* [Direction]
Write out all of the entries exactly as given.

[Stored data entries]

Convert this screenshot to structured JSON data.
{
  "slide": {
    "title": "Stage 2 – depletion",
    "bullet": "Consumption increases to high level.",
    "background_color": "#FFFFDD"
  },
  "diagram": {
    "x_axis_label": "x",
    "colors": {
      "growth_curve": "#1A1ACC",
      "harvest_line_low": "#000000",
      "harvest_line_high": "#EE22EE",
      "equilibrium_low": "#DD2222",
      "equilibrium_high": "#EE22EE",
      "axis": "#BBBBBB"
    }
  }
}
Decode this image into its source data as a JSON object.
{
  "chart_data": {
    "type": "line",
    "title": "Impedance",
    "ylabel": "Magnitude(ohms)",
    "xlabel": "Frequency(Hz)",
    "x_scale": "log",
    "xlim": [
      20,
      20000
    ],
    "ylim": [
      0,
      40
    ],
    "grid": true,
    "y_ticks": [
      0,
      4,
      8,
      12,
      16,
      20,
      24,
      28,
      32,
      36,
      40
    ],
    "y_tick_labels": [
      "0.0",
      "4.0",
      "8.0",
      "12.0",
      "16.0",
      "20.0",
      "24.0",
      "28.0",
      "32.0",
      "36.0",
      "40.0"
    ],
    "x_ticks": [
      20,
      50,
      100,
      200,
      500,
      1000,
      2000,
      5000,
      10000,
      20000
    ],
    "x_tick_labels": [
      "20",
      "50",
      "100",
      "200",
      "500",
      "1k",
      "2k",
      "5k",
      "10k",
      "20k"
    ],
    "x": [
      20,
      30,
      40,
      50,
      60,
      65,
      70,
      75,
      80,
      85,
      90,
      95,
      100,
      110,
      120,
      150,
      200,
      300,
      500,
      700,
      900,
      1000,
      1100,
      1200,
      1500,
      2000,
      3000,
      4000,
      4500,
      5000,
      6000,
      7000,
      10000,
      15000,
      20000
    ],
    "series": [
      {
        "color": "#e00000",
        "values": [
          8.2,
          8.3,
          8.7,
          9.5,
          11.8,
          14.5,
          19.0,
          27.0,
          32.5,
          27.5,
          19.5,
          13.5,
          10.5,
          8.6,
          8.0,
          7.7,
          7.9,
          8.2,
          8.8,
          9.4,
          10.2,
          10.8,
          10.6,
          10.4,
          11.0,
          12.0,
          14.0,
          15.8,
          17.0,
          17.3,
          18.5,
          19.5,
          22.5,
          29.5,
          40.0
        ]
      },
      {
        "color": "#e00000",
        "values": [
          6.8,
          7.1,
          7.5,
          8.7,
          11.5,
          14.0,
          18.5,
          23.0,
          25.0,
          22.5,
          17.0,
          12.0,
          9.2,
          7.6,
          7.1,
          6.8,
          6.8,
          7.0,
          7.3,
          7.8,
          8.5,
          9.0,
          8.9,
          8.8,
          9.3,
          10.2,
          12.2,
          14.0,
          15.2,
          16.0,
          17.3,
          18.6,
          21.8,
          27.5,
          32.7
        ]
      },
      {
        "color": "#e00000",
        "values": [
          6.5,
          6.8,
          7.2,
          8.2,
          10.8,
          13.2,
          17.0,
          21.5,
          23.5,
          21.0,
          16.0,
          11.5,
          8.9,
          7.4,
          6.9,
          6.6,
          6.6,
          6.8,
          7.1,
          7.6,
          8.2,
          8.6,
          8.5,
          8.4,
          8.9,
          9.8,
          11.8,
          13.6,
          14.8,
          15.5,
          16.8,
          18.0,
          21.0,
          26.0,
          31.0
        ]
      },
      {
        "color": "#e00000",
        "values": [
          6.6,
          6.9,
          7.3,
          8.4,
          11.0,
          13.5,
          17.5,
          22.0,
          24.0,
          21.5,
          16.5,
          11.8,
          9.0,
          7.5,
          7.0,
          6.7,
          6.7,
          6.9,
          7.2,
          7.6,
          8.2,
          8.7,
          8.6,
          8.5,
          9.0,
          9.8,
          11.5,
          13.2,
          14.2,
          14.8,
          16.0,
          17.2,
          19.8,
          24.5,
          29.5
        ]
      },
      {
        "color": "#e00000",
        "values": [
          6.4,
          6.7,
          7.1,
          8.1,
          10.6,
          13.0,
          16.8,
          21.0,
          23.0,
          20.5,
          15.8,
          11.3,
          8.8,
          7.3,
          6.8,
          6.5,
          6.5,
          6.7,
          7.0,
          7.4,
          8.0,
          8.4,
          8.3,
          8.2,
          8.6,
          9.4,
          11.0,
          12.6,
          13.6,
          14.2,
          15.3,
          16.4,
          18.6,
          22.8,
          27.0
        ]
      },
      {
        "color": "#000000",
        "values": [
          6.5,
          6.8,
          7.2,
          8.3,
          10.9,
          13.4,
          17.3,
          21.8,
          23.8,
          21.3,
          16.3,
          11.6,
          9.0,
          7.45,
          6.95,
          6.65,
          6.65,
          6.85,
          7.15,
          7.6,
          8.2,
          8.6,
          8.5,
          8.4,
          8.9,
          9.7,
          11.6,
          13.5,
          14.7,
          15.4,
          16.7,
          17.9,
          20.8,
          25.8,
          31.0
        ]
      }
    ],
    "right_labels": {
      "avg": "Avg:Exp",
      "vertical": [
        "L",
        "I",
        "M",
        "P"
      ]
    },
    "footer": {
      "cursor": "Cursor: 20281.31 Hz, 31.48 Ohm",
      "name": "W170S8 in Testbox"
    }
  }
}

* [Answer to the problem]
Convert this screenshot to structured JSON data.
{
  "slide": {
    "title": "Stage 2 – depletion",
    "bullet": "Consumption increases to high level.",
    "background_color": "#FFFFDD"
  },
  "diagram": {
    "x_axis_label": "x",
    "colors": {
      "growth_curve": "#1A1ACC",
      "harvest_line_low": "#000000",
      "harvest_line_high": "#EE22EE",
      "equilibrium_low": "#DD2222",
      "equilibrium_high": "#EE22EE",
      "axis": "#BBBBBB"
    }
  }
}
Decode this image into its source data as a JSON object.
{
  "chart_data": {
    "type": "line",
    "title": "Impedance",
    "ylabel": "Magnitude(ohms)",
    "xlabel": "Frequency(Hz)",
    "x_scale": "log",
    "xlim": [
      20,
      20000
    ],
    "ylim": [
      0,
      40
    ],
    "grid": true,
    "y_ticks": [
      0,
      4,
      8,
      12,
      16,
      20,
      24,
      28,
      32,
      36,
      40
    ],
    "y_tick_labels": [
      "0.0",
      "4.0",
      "8.0",
      "12.0",
      "16.0",
      "20.0",
      "24.0",
      "28.0",
      "32.0",
      "36.0",
      "40.0"
    ],
    "x_ticks": [
      20,
      50,
      100,
      200,
      500,
      1000,
      2000,
      5000,
      10000,
      20000
    ],
    "x_tick_labels": [
      "20",
      "50",
      "100",
      "200",
      "500",
      "1k",
      "2k",
      "5k",
      "10k",
      "20k"
    ],
    "x": [
      20,
      30,
      40,
      50,
      60,
      65,
      70,
      75,
      80,
      85,
      90,
      95,
      100,
      110,
      120,
      150,
      200,
      300,
      500,
      700,
      900,
      1000,
      1100,
      1200,
      1500,
      2000,
      3000,
      4000,
      4500,
      5000,
      6000,
      7000,
      10000,
      15000,
      20000
    ],
    "series": [
      {
        "color": "#e00000",
        "values": [
          8.2,
          8.3,
          8.7,
          9.5,
          11.8,
          14.5,
          19.0,
          27.0,
          32.5,
          27.5,
          19.5,
          13.5,
          10.5,
          8.6,
          8.0,
          7.7,
          7.9,
          8.2,
          8.8,
          9.4,
          10.2,
          10.8,
          10.6,
          10.4,
          11.0,
          12.0,
          14.0,
          15.8,
          17.0,
          17.3,
          18.5,
          19.5,
          22.5,
          29.5,
          40.0
        ]
      },
      {
        "color": "#e00000",
        "values": [
          6.8,
          7.1,
          7.5,
          8.7,
          11.5,
          14.0,
          18.5,
          23.0,
          25.0,
          22.5,
          17.0,
          12.0,
          9.2,
          7.6,
          7.1,
          6.8,
          6.8,
          7.0,
          7.3,
          7.8,
          8.5,
          9.0,
          8.9,
          8.8,
          9.3,
          10.2,
          12.2,
          14.0,
          15.2,
          16.0,
          17.3,
          18.6,
          21.8,
          27.5,
          32.7
        ]
      },
      {
        "color": "#e00000",
        "values": [
          6.5,
          6.8,
          7.2,
          8.2,
          10.8,
          13.2,
          17.0,
          21.5,
          23.5,
          21.0,
          16.0,
          11.5,
          8.9,
          7.4,
          6.9,
          6.6,
          6.6,
          6.8,
          7.1,
          7.6,
          8.2,
          8.6,
          8.5,
          8.4,
          8.9,
          9.8,
          11.8,
          13.6,
          14.8,
          15.5,
          16.8,
          18.0,
          21.0,
          26.0,
          31.0
        ]
      },
      {
        "color": "#e00000",
        "values": [
          6.6,
          6.9,
          7.3,
          8.4,
          11.0,
          13.5,
          17.5,
          22.0,
          24.0,
          21.5,
          16.5,
          11.8,
          9.0,
          7.5,
          7.0,
          6.7,
          6.7,
          6.9,
          7.2,
          7.6,
          8.2,
          8.7,
          8.6,
          8.5,
          9.0,
          9.8,
          11.5,
          13.2,
          14.2,
          14.8,
          16.0,
          17.2,
          19.8,
          24.5,
          29.5
        ]
      },
      {
        "color": "#e00000",
        "values": [
          6.4,
          6.7,
          7.1,
          8.1,
          10.6,
          13.0,
          16.8,
          21.0,
          23.0,
          20.5,
          15.8,
          11.3,
          8.8,
          7.3,
          6.8,
          6.5,
          6.5,
          6.7,
          7.0,
          7.4,
          8.0,
          8.4,
          8.3,
          8.2,
          8.6,
          9.4,
          11.0,
          12.6,
          13.6,
          14.2,
          15.3,
          16.4,
          18.6,
          22.8,
          27.0
        ]
      },
      {
        "color": "#000000",
        "values": [
          6.5,
          6.8,
          7.2,
          8.3,
          10.9,
          13.4,
          17.3,
          21.8,
          23.8,
          21.3,
          16.3,
          11.6,
          9.0,
          7.45,
          6.95,
          6.65,
          6.65,
          6.85,
          7.15,
          7.6,
          8.2,
          8.6,
          8.5,
          8.4,
          8.9,
          9.7,
          11.6,
          13.5,
          14.7,
          15.4,
          16.7,
          17.9,
          20.8,
          25.8,
          31.0
        ]
      }
    ],
    "right_labels": {
      "avg": "Avg:Exp",
      "vertical": [
        "L",
        "I",
        "M",
        "P"
      ]
    },
    "footer": {
      "cursor": "Cursor: 20281.31 Hz, 31.48 Ohm",
      "name": "W170S8 in Testbox"
    }
  }
}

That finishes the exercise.